**To do**: Reproduce each line exactly.

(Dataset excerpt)
►
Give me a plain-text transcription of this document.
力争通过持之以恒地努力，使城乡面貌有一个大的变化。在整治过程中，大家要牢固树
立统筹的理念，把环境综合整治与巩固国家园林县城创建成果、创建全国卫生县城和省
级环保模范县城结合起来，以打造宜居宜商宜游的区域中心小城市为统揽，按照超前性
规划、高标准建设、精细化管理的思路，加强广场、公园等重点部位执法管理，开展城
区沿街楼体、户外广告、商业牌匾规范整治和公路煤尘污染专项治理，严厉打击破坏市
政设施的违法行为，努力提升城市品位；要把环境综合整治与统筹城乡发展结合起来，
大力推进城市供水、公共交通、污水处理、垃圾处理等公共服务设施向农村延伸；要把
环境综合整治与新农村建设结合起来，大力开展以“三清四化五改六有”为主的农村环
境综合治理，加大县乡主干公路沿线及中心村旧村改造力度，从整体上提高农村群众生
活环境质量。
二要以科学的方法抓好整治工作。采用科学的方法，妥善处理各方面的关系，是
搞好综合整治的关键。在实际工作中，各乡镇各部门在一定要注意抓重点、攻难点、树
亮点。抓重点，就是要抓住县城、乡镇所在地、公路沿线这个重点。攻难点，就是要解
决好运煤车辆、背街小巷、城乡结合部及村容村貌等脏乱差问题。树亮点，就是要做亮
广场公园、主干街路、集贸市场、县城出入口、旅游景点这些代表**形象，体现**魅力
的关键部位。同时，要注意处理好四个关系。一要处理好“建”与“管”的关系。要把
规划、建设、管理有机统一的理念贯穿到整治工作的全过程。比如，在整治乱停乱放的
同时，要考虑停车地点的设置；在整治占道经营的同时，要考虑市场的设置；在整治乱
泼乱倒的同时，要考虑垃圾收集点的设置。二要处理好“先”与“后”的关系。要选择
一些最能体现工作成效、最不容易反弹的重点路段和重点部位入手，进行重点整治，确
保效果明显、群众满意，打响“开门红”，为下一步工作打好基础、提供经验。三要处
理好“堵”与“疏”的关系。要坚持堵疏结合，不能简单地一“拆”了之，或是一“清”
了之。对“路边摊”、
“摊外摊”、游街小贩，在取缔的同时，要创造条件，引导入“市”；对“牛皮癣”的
◄
**Result of this exercise**:
Give me a plain-text transcription of this document.
力争通过持之以恒地努力，使城乡面貌有一个大的变化。在整治过程中，大家要牢固树
立统筹的理念，把环境综合整治与巩固国家园林县城创建成果、创建全国卫生县城和省
级环保模范县城结合起来，以打造宜居宜商宜游的区域中心小城市为统揽，按照超前性
规划、高标准建设、精细化管理的思路，加强广场、公园等重点部位执法管理，开展城
区沿街楼体、户外广告、商业牌匾规范整治和公路煤尘污染专项治理，严厉打击破坏市
政设施的违法行为，努力提升城市品位；要把环境综合整治与统筹城乡发展结合起来，
大力推进城市供水、公共交通、污水处理、垃圾处理等公共服务设施向农村延伸；要把
环境综合整治与新农村建设结合起来，大力开展以“三清四化五改六有”为主的农村环
境综合治理，加大县乡主干公路沿线及中心村旧村改造力度，从整体上提高农村群众生
活环境质量。
二要以科学的方法抓好整治工作。采用科学的方法，妥善处理各方面的关系，是
搞好综合整治的关键。在实际工作中，各乡镇各部门在一定要注意抓重点、攻难点、树
亮点。抓重点，就是要抓住县城、乡镇所在地、公路沿线这个重点。攻难点，就是要解
决好运煤车辆、背街小巷、城乡结合部及村容村貌等脏乱差问题。树亮点，就是要做亮
广场公园、主干街路、集贸市场、县城出入口、旅游景点这些代表**形象，体现**魅力
的关键部位。同时，要注意处理好四个关系。一要处理好“建”与“管”的关系。要把
规划、建设、管理有机统一的理念贯穿到整治工作的全过程。比如，在整治乱停乱放的
同时，要考虑停车地点的设置；在整治占道经营的同时，要考虑市场的设置；在整治乱
泼乱倒的同时，要考虑垃圾收集点的设置。二要处理好“先”与“后”的关系。要选择
一些最能体现工作成效、最不容易反弹的重点路段和重点部位入手，进行重点整治，确
保效果明显、群众满意，打响“开门红”，为下一步工作打好基础、提供经验。三要处
理好“堵”与“疏”的关系。要坚持堵疏结合，不能简单地一“拆”了之，或是一“清”
了之。对“路边摊”、
“摊外摊”、游街小贩，在取缔的同时，要创造条件，引导入“市”；对“牛皮癣”的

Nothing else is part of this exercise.